Images appear in the records below; leave them out and repeat everything else exactly.

Records that describe figures:
==*==
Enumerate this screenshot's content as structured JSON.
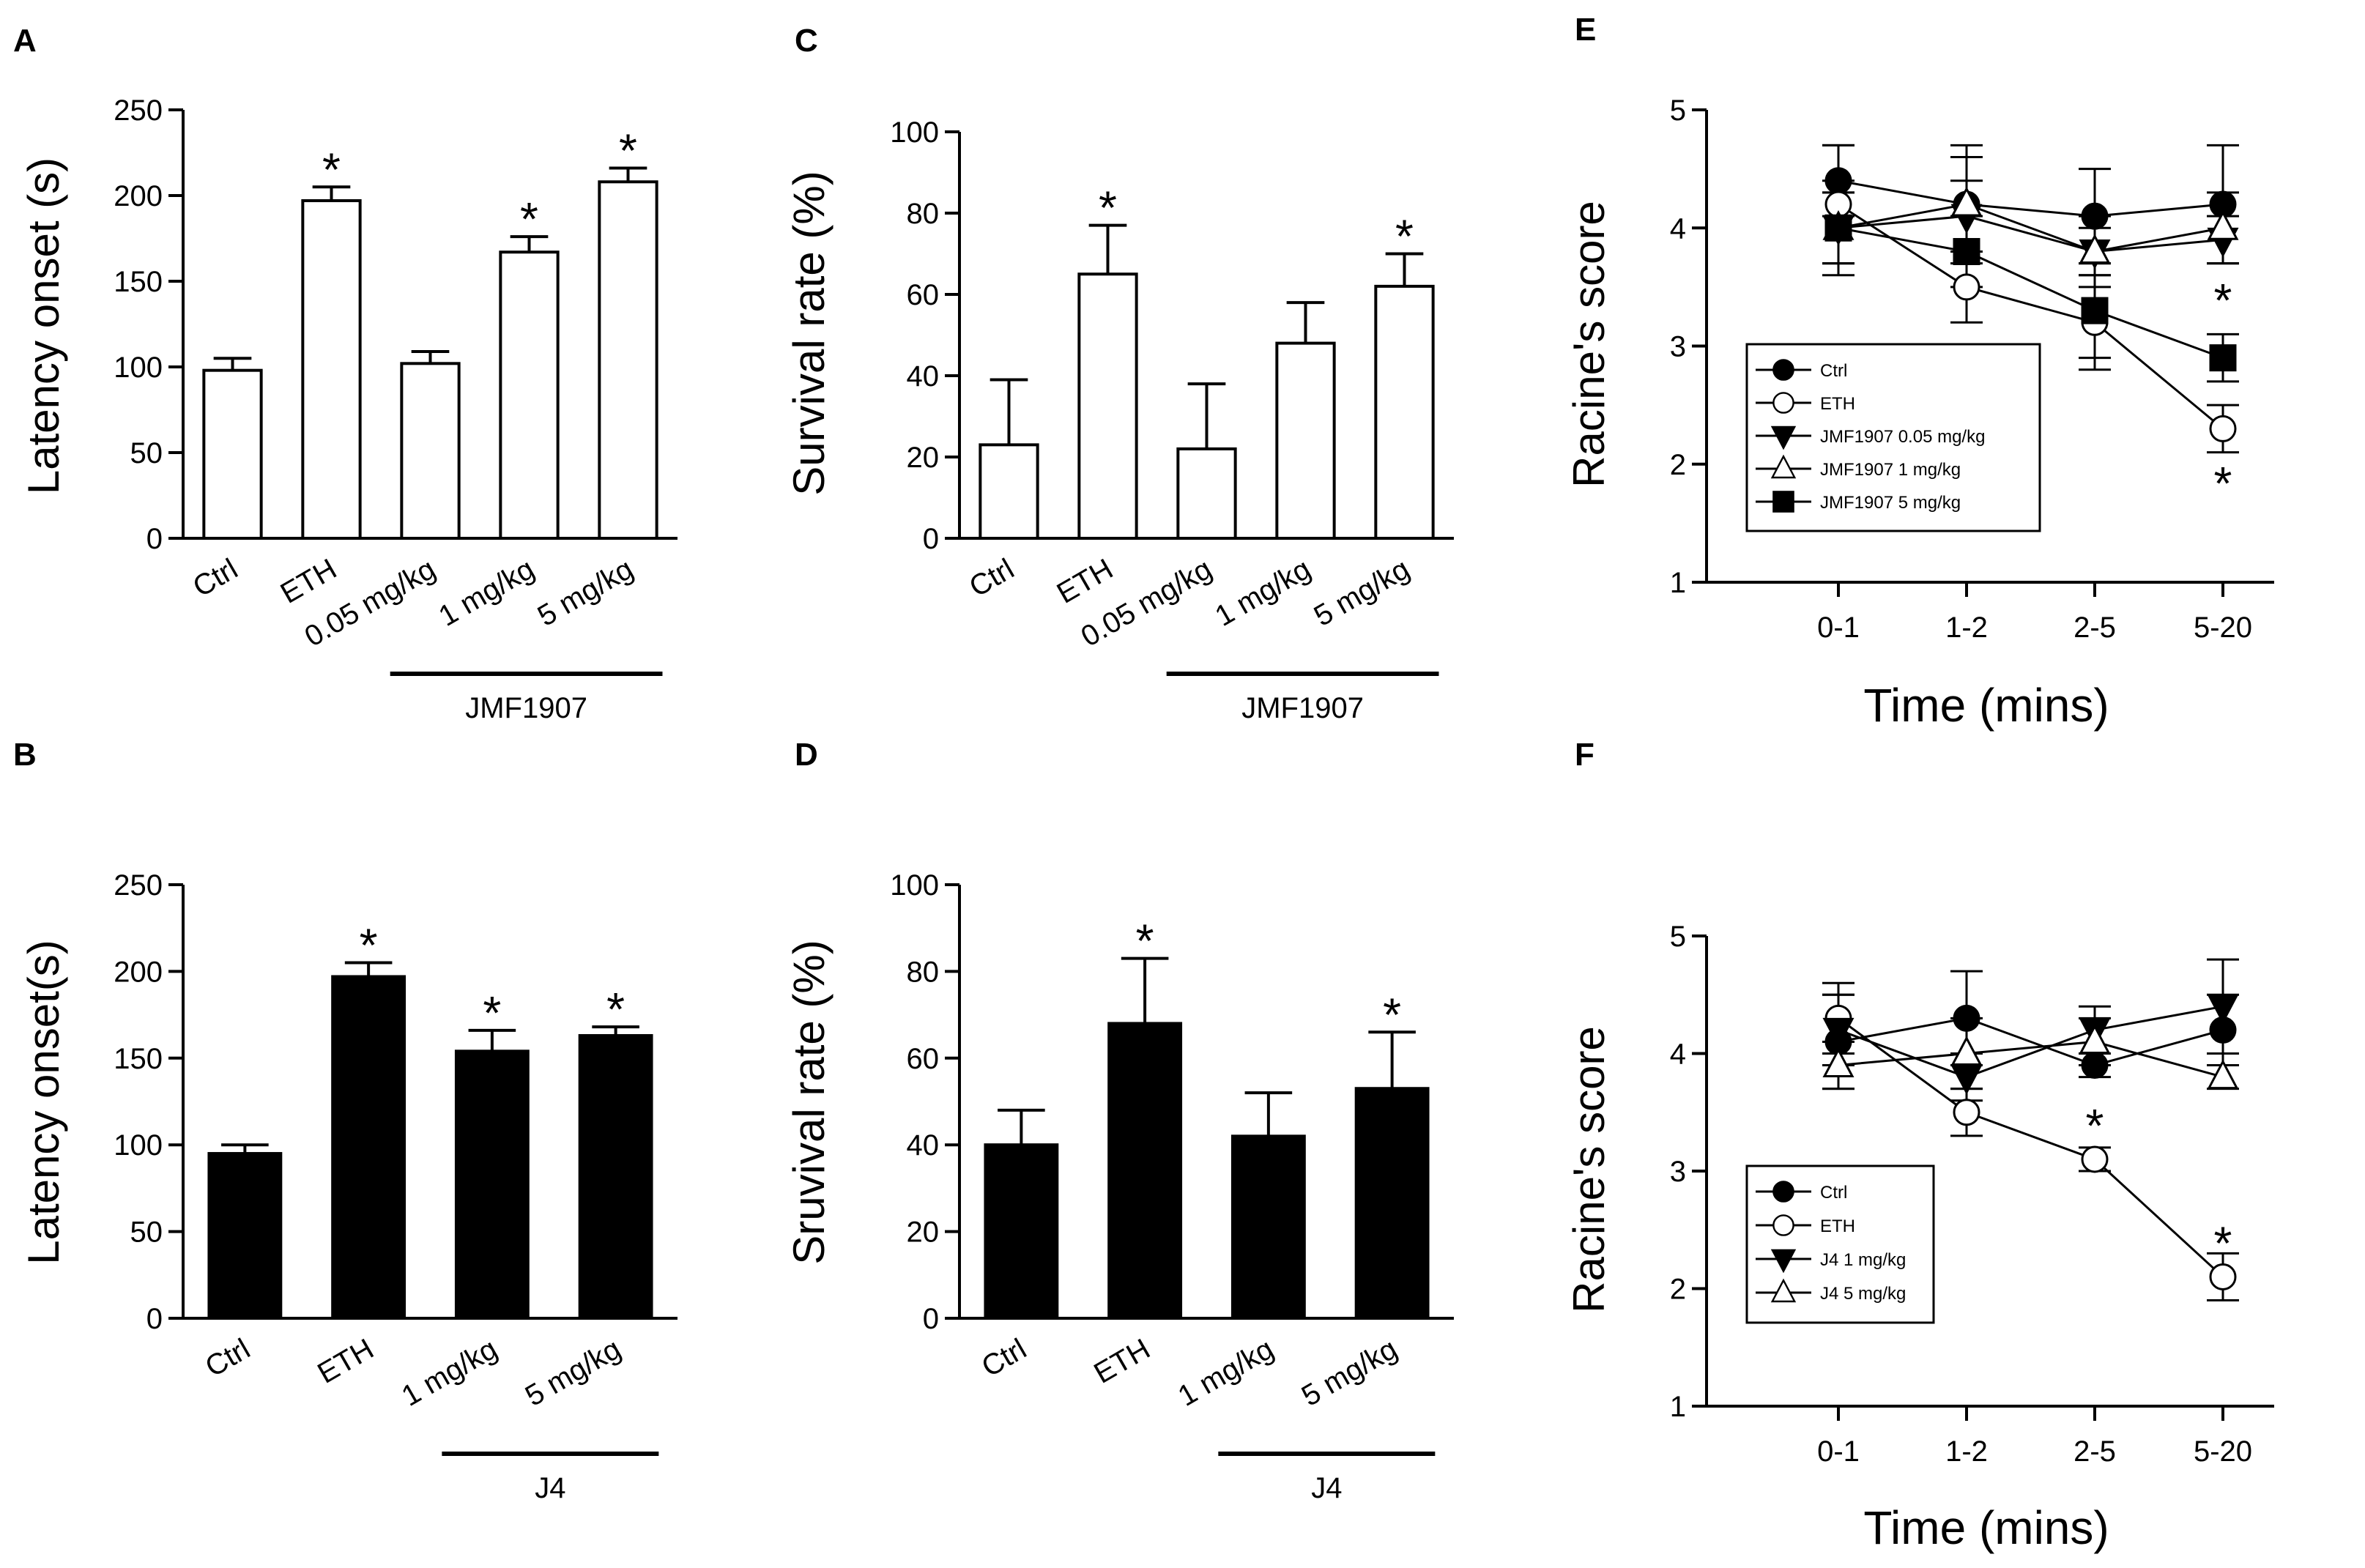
{
  "chart_data": [
    {
      "panel": "A",
      "type": "bar",
      "ylabel": "Latency onset (s)",
      "ylim": [
        0,
        250
      ],
      "yticks": [
        0,
        50,
        100,
        150,
        200,
        250
      ],
      "categories": [
        "Ctrl",
        "ETH",
        "0.05 mg/kg",
        "1 mg/kg",
        "5 mg/kg"
      ],
      "values": [
        98,
        197,
        102,
        167,
        208
      ],
      "errors": [
        7,
        8,
        7,
        9,
        8
      ],
      "significant": [
        false,
        true,
        false,
        true,
        true
      ],
      "group_label": "JMF1907",
      "group_span": [
        2,
        4
      ],
      "fill": "#ffffff"
    },
    {
      "panel": "B",
      "type": "bar",
      "ylabel": "Latency onset(s)",
      "ylim": [
        0,
        250
      ],
      "yticks": [
        0,
        50,
        100,
        150,
        200,
        250
      ],
      "categories": [
        "Ctrl",
        "ETH",
        "1 mg/kg",
        "5 mg/kg"
      ],
      "values": [
        95,
        197,
        154,
        163
      ],
      "errors": [
        5,
        8,
        12,
        5
      ],
      "significant": [
        false,
        true,
        true,
        true
      ],
      "group_label": "J4",
      "group_span": [
        2,
        3
      ],
      "fill": "#000000"
    },
    {
      "panel": "C",
      "type": "bar",
      "ylabel": "Survival rate (%)",
      "ylim": [
        0,
        100
      ],
      "yticks": [
        0,
        20,
        40,
        60,
        80,
        100
      ],
      "categories": [
        "Ctrl",
        "ETH",
        "0.05 mg/kg",
        "1 mg/kg",
        "5 mg/kg"
      ],
      "values": [
        23,
        65,
        22,
        48,
        62
      ],
      "errors": [
        16,
        12,
        16,
        10,
        8
      ],
      "significant": [
        false,
        true,
        false,
        false,
        true
      ],
      "group_label": "JMF1907",
      "group_span": [
        2,
        4
      ],
      "fill": "#ffffff"
    },
    {
      "panel": "D",
      "type": "bar",
      "ylabel": "Sruvival rate (%)",
      "ylim": [
        0,
        100
      ],
      "yticks": [
        0,
        20,
        40,
        60,
        80,
        100
      ],
      "categories": [
        "Ctrl",
        "ETH",
        "1 mg/kg",
        "5 mg/kg"
      ],
      "values": [
        40,
        68,
        42,
        53
      ],
      "errors": [
        8,
        15,
        10,
        13
      ],
      "significant": [
        false,
        true,
        false,
        true
      ],
      "group_label": "J4",
      "group_span": [
        2,
        3
      ],
      "fill": "#000000"
    },
    {
      "panel": "E",
      "type": "line",
      "ylabel": "Racine's score",
      "xlabel": "Time (mins)",
      "ylim": [
        1,
        5
      ],
      "yticks": [
        1,
        2,
        3,
        4,
        5
      ],
      "x": [
        "0-1",
        "1-2",
        "2-5",
        "5-20"
      ],
      "series": [
        {
          "name": "Ctrl",
          "marker": "circle-filled",
          "values": [
            4.4,
            4.2,
            4.1,
            4.2
          ],
          "errors": [
            0.3,
            0.5,
            0.4,
            0.5
          ]
        },
        {
          "name": "ETH",
          "marker": "circle-open",
          "values": [
            4.2,
            3.5,
            3.2,
            2.3
          ],
          "errors": [
            0.5,
            0.3,
            0.4,
            0.2
          ]
        },
        {
          "name": "JMF1907 0.05 mg/kg",
          "marker": "triangle-down-filled",
          "values": [
            4.0,
            4.1,
            3.8,
            3.9
          ],
          "errors": [
            0.4,
            0.3,
            0.3,
            0.2
          ]
        },
        {
          "name": "JMF1907 1 mg/kg",
          "marker": "triangle-up-open",
          "values": [
            4.0,
            4.2,
            3.8,
            4.0
          ],
          "errors": [
            0.3,
            0.4,
            0.2,
            0.3
          ]
        },
        {
          "name": "JMF1907 5 mg/kg",
          "marker": "square-filled",
          "values": [
            4.0,
            3.8,
            3.3,
            2.9
          ],
          "errors": [
            0.3,
            0.3,
            0.4,
            0.2
          ]
        }
      ],
      "annotations": [
        {
          "x": "5-20",
          "y": 3.4,
          "text": "*"
        },
        {
          "x": "5-20",
          "y": 1.85,
          "text": "*"
        }
      ]
    },
    {
      "panel": "F",
      "type": "line",
      "ylabel": "Racine's score",
      "xlabel": "Time (mins)",
      "ylim": [
        1,
        5
      ],
      "yticks": [
        1,
        2,
        3,
        4,
        5
      ],
      "x": [
        "0-1",
        "1-2",
        "2-5",
        "5-20"
      ],
      "series": [
        {
          "name": "Ctrl",
          "marker": "circle-filled",
          "values": [
            4.1,
            4.3,
            3.9,
            4.2
          ],
          "errors": [
            0.4,
            0.4,
            0.1,
            0.3
          ]
        },
        {
          "name": "ETH",
          "marker": "circle-open",
          "values": [
            4.3,
            3.5,
            3.1,
            2.1
          ],
          "errors": [
            0.3,
            0.2,
            0.1,
            0.2
          ]
        },
        {
          "name": "J4 1 mg/kg",
          "marker": "triangle-down-filled",
          "values": [
            4.2,
            3.8,
            4.2,
            4.4
          ],
          "errors": [
            0.3,
            0.2,
            0.2,
            0.4
          ]
        },
        {
          "name": "J4 5 mg/kg",
          "marker": "triangle-up-open",
          "values": [
            3.9,
            4.0,
            4.1,
            3.8
          ],
          "errors": [
            0.2,
            0.3,
            0.2,
            0.1
          ]
        }
      ],
      "annotations": [
        {
          "x": "2-5",
          "y": 3.4,
          "text": "*"
        },
        {
          "x": "5-20",
          "y": 2.4,
          "text": "*"
        }
      ]
    }
  ]
}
==*==
■ **Output of the task**:
Enumerate this screenshot's content as structured JSON.
{
  "chart_data": [
    {
      "panel": "A",
      "type": "bar",
      "ylabel": "Latency onset (s)",
      "ylim": [
        0,
        250
      ],
      "yticks": [
        0,
        50,
        100,
        150,
        200,
        250
      ],
      "categories": [
        "Ctrl",
        "ETH",
        "0.05 mg/kg",
        "1 mg/kg",
        "5 mg/kg"
      ],
      "values": [
        98,
        197,
        102,
        167,
        208
      ],
      "errors": [
        7,
        8,
        7,
        9,
        8
      ],
      "significant": [
        false,
        true,
        false,
        true,
        true
      ],
      "group_label": "JMF1907",
      "group_span": [
        2,
        4
      ],
      "fill": "#ffffff"
    },
    {
      "panel": "B",
      "type": "bar",
      "ylabel": "Latency onset(s)",
      "ylim": [
        0,
        250
      ],
      "yticks": [
        0,
        50,
        100,
        150,
        200,
        250
      ],
      "categories": [
        "Ctrl",
        "ETH",
        "1 mg/kg",
        "5 mg/kg"
      ],
      "values": [
        95,
        197,
        154,
        163
      ],
      "errors": [
        5,
        8,
        12,
        5
      ],
      "significant": [
        false,
        true,
        true,
        true
      ],
      "group_label": "J4",
      "group_span": [
        2,
        3
      ],
      "fill": "#000000"
    },
    {
      "panel": "C",
      "type": "bar",
      "ylabel": "Survival rate (%)",
      "ylim": [
        0,
        100
      ],
      "yticks": [
        0,
        20,
        40,
        60,
        80,
        100
      ],
      "categories": [
        "Ctrl",
        "ETH",
        "0.05 mg/kg",
        "1 mg/kg",
        "5 mg/kg"
      ],
      "values": [
        23,
        65,
        22,
        48,
        62
      ],
      "errors": [
        16,
        12,
        16,
        10,
        8
      ],
      "significant": [
        false,
        true,
        false,
        false,
        true
      ],
      "group_label": "JMF1907",
      "group_span": [
        2,
        4
      ],
      "fill": "#ffffff"
    },
    {
      "panel": "D",
      "type": "bar",
      "ylabel": "Sruvival rate (%)",
      "ylim": [
        0,
        100
      ],
      "yticks": [
        0,
        20,
        40,
        60,
        80,
        100
      ],
      "categories": [
        "Ctrl",
        "ETH",
        "1 mg/kg",
        "5 mg/kg"
      ],
      "values": [
        40,
        68,
        42,
        53
      ],
      "errors": [
        8,
        15,
        10,
        13
      ],
      "significant": [
        false,
        true,
        false,
        true
      ],
      "group_label": "J4",
      "group_span": [
        2,
        3
      ],
      "fill": "#000000"
    },
    {
      "panel": "E",
      "type": "line",
      "ylabel": "Racine's score",
      "xlabel": "Time (mins)",
      "ylim": [
        1,
        5
      ],
      "yticks": [
        1,
        2,
        3,
        4,
        5
      ],
      "x": [
        "0-1",
        "1-2",
        "2-5",
        "5-20"
      ],
      "series": [
        {
          "name": "Ctrl",
          "marker": "circle-filled",
          "values": [
            4.4,
            4.2,
            4.1,
            4.2
          ],
          "errors": [
            0.3,
            0.5,
            0.4,
            0.5
          ]
        },
        {
          "name": "ETH",
          "marker": "circle-open",
          "values": [
            4.2,
            3.5,
            3.2,
            2.3
          ],
          "errors": [
            0.5,
            0.3,
            0.4,
            0.2
          ]
        },
        {
          "name": "JMF1907 0.05 mg/kg",
          "marker": "triangle-down-filled",
          "values": [
            4.0,
            4.1,
            3.8,
            3.9
          ],
          "errors": [
            0.4,
            0.3,
            0.3,
            0.2
          ]
        },
        {
          "name": "JMF1907 1 mg/kg",
          "marker": "triangle-up-open",
          "values": [
            4.0,
            4.2,
            3.8,
            4.0
          ],
          "errors": [
            0.3,
            0.4,
            0.2,
            0.3
          ]
        },
        {
          "name": "JMF1907 5 mg/kg",
          "marker": "square-filled",
          "values": [
            4.0,
            3.8,
            3.3,
            2.9
          ],
          "errors": [
            0.3,
            0.3,
            0.4,
            0.2
          ]
        }
      ],
      "annotations": [
        {
          "x": "5-20",
          "y": 3.4,
          "text": "*"
        },
        {
          "x": "5-20",
          "y": 1.85,
          "text": "*"
        }
      ]
    },
    {
      "panel": "F",
      "type": "line",
      "ylabel": "Racine's score",
      "xlabel": "Time (mins)",
      "ylim": [
        1,
        5
      ],
      "yticks": [
        1,
        2,
        3,
        4,
        5
      ],
      "x": [
        "0-1",
        "1-2",
        "2-5",
        "5-20"
      ],
      "series": [
        {
          "name": "Ctrl",
          "marker": "circle-filled",
          "values": [
            4.1,
            4.3,
            3.9,
            4.2
          ],
          "errors": [
            0.4,
            0.4,
            0.1,
            0.3
          ]
        },
        {
          "name": "ETH",
          "marker": "circle-open",
          "values": [
            4.3,
            3.5,
            3.1,
            2.1
          ],
          "errors": [
            0.3,
            0.2,
            0.1,
            0.2
          ]
        },
        {
          "name": "J4 1 mg/kg",
          "marker": "triangle-down-filled",
          "values": [
            4.2,
            3.8,
            4.2,
            4.4
          ],
          "errors": [
            0.3,
            0.2,
            0.2,
            0.4
          ]
        },
        {
          "name": "J4 5 mg/kg",
          "marker": "triangle-up-open",
          "values": [
            3.9,
            4.0,
            4.1,
            3.8
          ],
          "errors": [
            0.2,
            0.3,
            0.2,
            0.1
          ]
        }
      ],
      "annotations": [
        {
          "x": "2-5",
          "y": 3.4,
          "text": "*"
        },
        {
          "x": "5-20",
          "y": 2.4,
          "text": "*"
        }
      ]
    }
  ]
}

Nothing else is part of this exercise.